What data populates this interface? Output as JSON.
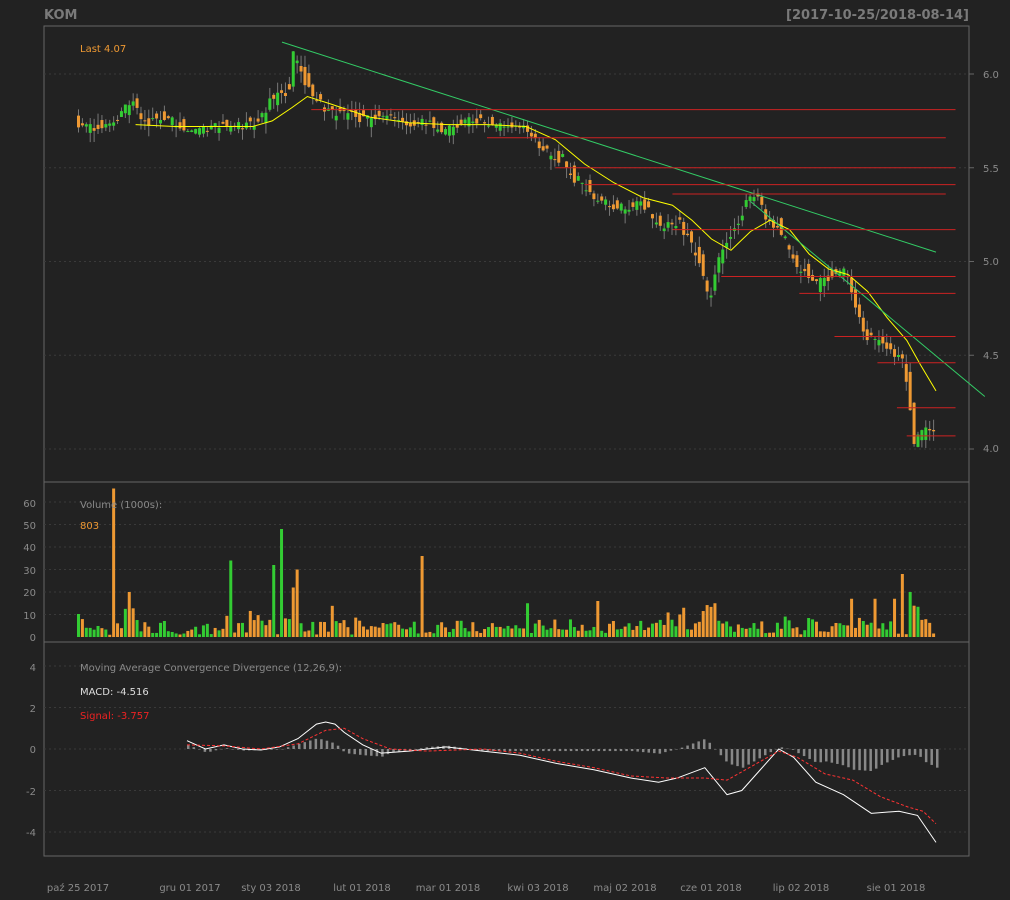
{
  "header": {
    "symbol": "KOM",
    "date_range": "[2017-10-25/2018-08-14]"
  },
  "price_panel": {
    "last_label": "Last 4.07",
    "y_ticks": [
      "6.0",
      "5.5",
      "5.0",
      "4.5",
      "4.0"
    ]
  },
  "volume_panel": {
    "title": "Volume (1000s):",
    "last_value": "803",
    "y_ticks": [
      "60",
      "50",
      "40",
      "30",
      "20",
      "10",
      "0"
    ]
  },
  "macd_panel": {
    "title": "Moving Average Convergence Divergence (12,26,9):",
    "macd_label": "MACD: -4.516",
    "signal_label": "Signal: -3.757",
    "y_ticks": [
      "4",
      "2",
      "0",
      "-2",
      "-4"
    ]
  },
  "x_axis": {
    "labels": [
      "paź 25 2017",
      "gru 01 2017",
      "sty 03 2018",
      "lut 01 2018",
      "mar 01 2018",
      "kwi 03 2018",
      "maj 02 2018",
      "cze 01 2018",
      "lip 02 2018",
      "sie 01 2018"
    ]
  },
  "colors": {
    "background": "#222222",
    "up": "#33cc33",
    "down": "#ee9933",
    "sma": "#ffff00",
    "trendline": "#33cc66",
    "support_lines": "#cc2222",
    "macd_line": "#ffffff",
    "signal_line": "#ff3333",
    "histogram": "#888888",
    "axis_text": "#8a8a8a"
  },
  "chart_data": {
    "type": "candlestick",
    "title": "KOM",
    "date_range": "2017-10-25/2018-08-14",
    "last_price": 4.07,
    "price_ylim": [
      3.85,
      6.25
    ],
    "close_path": [
      [
        0,
        5.74
      ],
      [
        10,
        5.7
      ],
      [
        20,
        5.75
      ],
      [
        25,
        5.82
      ],
      [
        30,
        5.85
      ],
      [
        35,
        5.72
      ],
      [
        45,
        5.78
      ],
      [
        55,
        5.72
      ],
      [
        60,
        5.72
      ],
      [
        70,
        5.72
      ],
      [
        75,
        5.74
      ],
      [
        85,
        5.72
      ],
      [
        95,
        5.75
      ],
      [
        100,
        5.85
      ],
      [
        110,
        5.92
      ],
      [
        112,
        6.1
      ],
      [
        115,
        6.02
      ],
      [
        120,
        5.92
      ],
      [
        130,
        5.8
      ],
      [
        140,
        5.78
      ],
      [
        150,
        5.76
      ],
      [
        160,
        5.78
      ],
      [
        170,
        5.72
      ],
      [
        180,
        5.75
      ],
      [
        190,
        5.7
      ],
      [
        200,
        5.75
      ],
      [
        210,
        5.75
      ],
      [
        220,
        5.72
      ],
      [
        230,
        5.72
      ],
      [
        240,
        5.6
      ],
      [
        245,
        5.55
      ],
      [
        250,
        5.55
      ],
      [
        255,
        5.45
      ],
      [
        260,
        5.42
      ],
      [
        265,
        5.35
      ],
      [
        275,
        5.3
      ],
      [
        285,
        5.28
      ],
      [
        290,
        5.33
      ],
      [
        300,
        5.18
      ],
      [
        310,
        5.2
      ],
      [
        315,
        5.1
      ],
      [
        320,
        5.0
      ],
      [
        325,
        4.78
      ],
      [
        330,
        5.0
      ],
      [
        340,
        5.2
      ],
      [
        345,
        5.35
      ],
      [
        350,
        5.35
      ],
      [
        355,
        5.2
      ],
      [
        360,
        5.2
      ],
      [
        365,
        5.1
      ],
      [
        370,
        4.95
      ],
      [
        375,
        4.95
      ],
      [
        380,
        4.88
      ],
      [
        385,
        4.9
      ],
      [
        390,
        4.95
      ],
      [
        395,
        4.95
      ],
      [
        400,
        4.75
      ],
      [
        405,
        4.6
      ],
      [
        410,
        4.58
      ],
      [
        415,
        4.55
      ],
      [
        420,
        4.5
      ],
      [
        425,
        4.46
      ],
      [
        428,
        4.22
      ],
      [
        430,
        4.05
      ],
      [
        435,
        4.1
      ],
      [
        440,
        4.07
      ]
    ],
    "sma_path": [
      [
        30,
        5.73
      ],
      [
        50,
        5.72
      ],
      [
        70,
        5.72
      ],
      [
        90,
        5.72
      ],
      [
        100,
        5.75
      ],
      [
        110,
        5.82
      ],
      [
        118,
        5.88
      ],
      [
        130,
        5.84
      ],
      [
        150,
        5.77
      ],
      [
        170,
        5.74
      ],
      [
        190,
        5.73
      ],
      [
        210,
        5.73
      ],
      [
        230,
        5.72
      ],
      [
        245,
        5.65
      ],
      [
        260,
        5.52
      ],
      [
        275,
        5.42
      ],
      [
        290,
        5.34
      ],
      [
        305,
        5.3
      ],
      [
        315,
        5.22
      ],
      [
        325,
        5.12
      ],
      [
        335,
        5.06
      ],
      [
        345,
        5.16
      ],
      [
        355,
        5.22
      ],
      [
        365,
        5.17
      ],
      [
        375,
        5.04
      ],
      [
        385,
        4.96
      ],
      [
        395,
        4.93
      ],
      [
        405,
        4.84
      ],
      [
        415,
        4.7
      ],
      [
        425,
        4.58
      ],
      [
        432,
        4.45
      ],
      [
        440,
        4.31
      ]
    ],
    "trendlines": [
      {
        "from": [
          105,
          6.17
        ],
        "to": [
          440,
          5.05
        ]
      },
      {
        "from": [
          345,
          5.32
        ],
        "to": [
          465,
          4.28
        ]
      }
    ],
    "support_resistance_levels": [
      {
        "price": 5.81,
        "from": 120,
        "to": 450
      },
      {
        "price": 5.66,
        "from": 210,
        "to": 445
      },
      {
        "price": 5.5,
        "from": 245,
        "to": 450
      },
      {
        "price": 5.41,
        "from": 260,
        "to": 450
      },
      {
        "price": 5.36,
        "from": 305,
        "to": 445
      },
      {
        "price": 5.17,
        "from": 305,
        "to": 450
      },
      {
        "price": 4.92,
        "from": 330,
        "to": 450
      },
      {
        "price": 4.83,
        "from": 370,
        "to": 450
      },
      {
        "price": 4.6,
        "from": 388,
        "to": 450
      },
      {
        "price": 4.46,
        "from": 410,
        "to": 450
      },
      {
        "price": 4.22,
        "from": 420,
        "to": 450
      },
      {
        "price": 4.07,
        "from": 425,
        "to": 450
      }
    ],
    "volume": {
      "unit": "1000s",
      "ylim": [
        0,
        65
      ],
      "last": 803,
      "spikes": [
        {
          "bar": 18,
          "value": 66,
          "dir": "down"
        },
        {
          "bar": 26,
          "value": 20,
          "dir": "down"
        },
        {
          "bar": 78,
          "value": 34,
          "dir": "up"
        },
        {
          "bar": 100,
          "value": 32,
          "dir": "up"
        },
        {
          "bar": 104,
          "value": 48,
          "dir": "up"
        },
        {
          "bar": 112,
          "value": 30,
          "dir": "down"
        },
        {
          "bar": 110,
          "value": 22,
          "dir": "down"
        },
        {
          "bar": 175,
          "value": 36,
          "dir": "down"
        },
        {
          "bar": 230,
          "value": 15,
          "dir": "up"
        },
        {
          "bar": 265,
          "value": 16,
          "dir": "down"
        },
        {
          "bar": 310,
          "value": 13,
          "dir": "down"
        },
        {
          "bar": 325,
          "value": 15,
          "dir": "down"
        },
        {
          "bar": 395,
          "value": 17,
          "dir": "down"
        },
        {
          "bar": 408,
          "value": 17,
          "dir": "down"
        },
        {
          "bar": 418,
          "value": 17,
          "dir": "down"
        },
        {
          "bar": 422,
          "value": 28,
          "dir": "down"
        },
        {
          "bar": 425,
          "value": 20,
          "dir": "up"
        }
      ]
    },
    "macd": {
      "ylim": [
        -5,
        5
      ],
      "macd_last": -4.516,
      "signal_last": -3.757,
      "macd_path": [
        [
          0,
          0.4
        ],
        [
          10,
          0.0
        ],
        [
          20,
          0.2
        ],
        [
          30,
          0.0
        ],
        [
          40,
          -0.05
        ],
        [
          50,
          0.1
        ],
        [
          60,
          0.5
        ],
        [
          70,
          1.2
        ],
        [
          75,
          1.3
        ],
        [
          80,
          1.2
        ],
        [
          85,
          0.8
        ],
        [
          95,
          0.2
        ],
        [
          105,
          -0.2
        ],
        [
          120,
          -0.1
        ],
        [
          140,
          0.1
        ],
        [
          160,
          -0.1
        ],
        [
          180,
          -0.3
        ],
        [
          200,
          -0.7
        ],
        [
          220,
          -1.0
        ],
        [
          240,
          -1.4
        ],
        [
          255,
          -1.6
        ],
        [
          265,
          -1.4
        ],
        [
          280,
          -0.9
        ],
        [
          292,
          -2.2
        ],
        [
          300,
          -2.0
        ],
        [
          310,
          -1.0
        ],
        [
          320,
          0.0
        ],
        [
          328,
          -0.4
        ],
        [
          340,
          -1.6
        ],
        [
          355,
          -2.2
        ],
        [
          370,
          -3.1
        ],
        [
          385,
          -3.0
        ],
        [
          395,
          -3.2
        ],
        [
          405,
          -4.5
        ]
      ],
      "signal_path": [
        [
          0,
          0.2
        ],
        [
          20,
          0.15
        ],
        [
          40,
          0.0
        ],
        [
          60,
          0.25
        ],
        [
          75,
          0.9
        ],
        [
          85,
          1.0
        ],
        [
          95,
          0.5
        ],
        [
          110,
          0.0
        ],
        [
          130,
          -0.1
        ],
        [
          160,
          0.0
        ],
        [
          180,
          -0.2
        ],
        [
          200,
          -0.6
        ],
        [
          220,
          -0.9
        ],
        [
          240,
          -1.3
        ],
        [
          260,
          -1.4
        ],
        [
          280,
          -1.4
        ],
        [
          292,
          -1.5
        ],
        [
          310,
          -0.6
        ],
        [
          320,
          -0.1
        ],
        [
          330,
          -0.4
        ],
        [
          345,
          -1.2
        ],
        [
          360,
          -1.5
        ],
        [
          375,
          -2.3
        ],
        [
          390,
          -2.8
        ],
        [
          398,
          -3.0
        ],
        [
          405,
          -3.6
        ]
      ]
    }
  }
}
+ + +
Set exercise: Check every line of the data, and copy the ones that contain "title".

Solution for this task:
    "title": "Volume (1000s):",
    "title": "Moving Average Convergence Divergence (12,26,9):",
    "title": "KOM",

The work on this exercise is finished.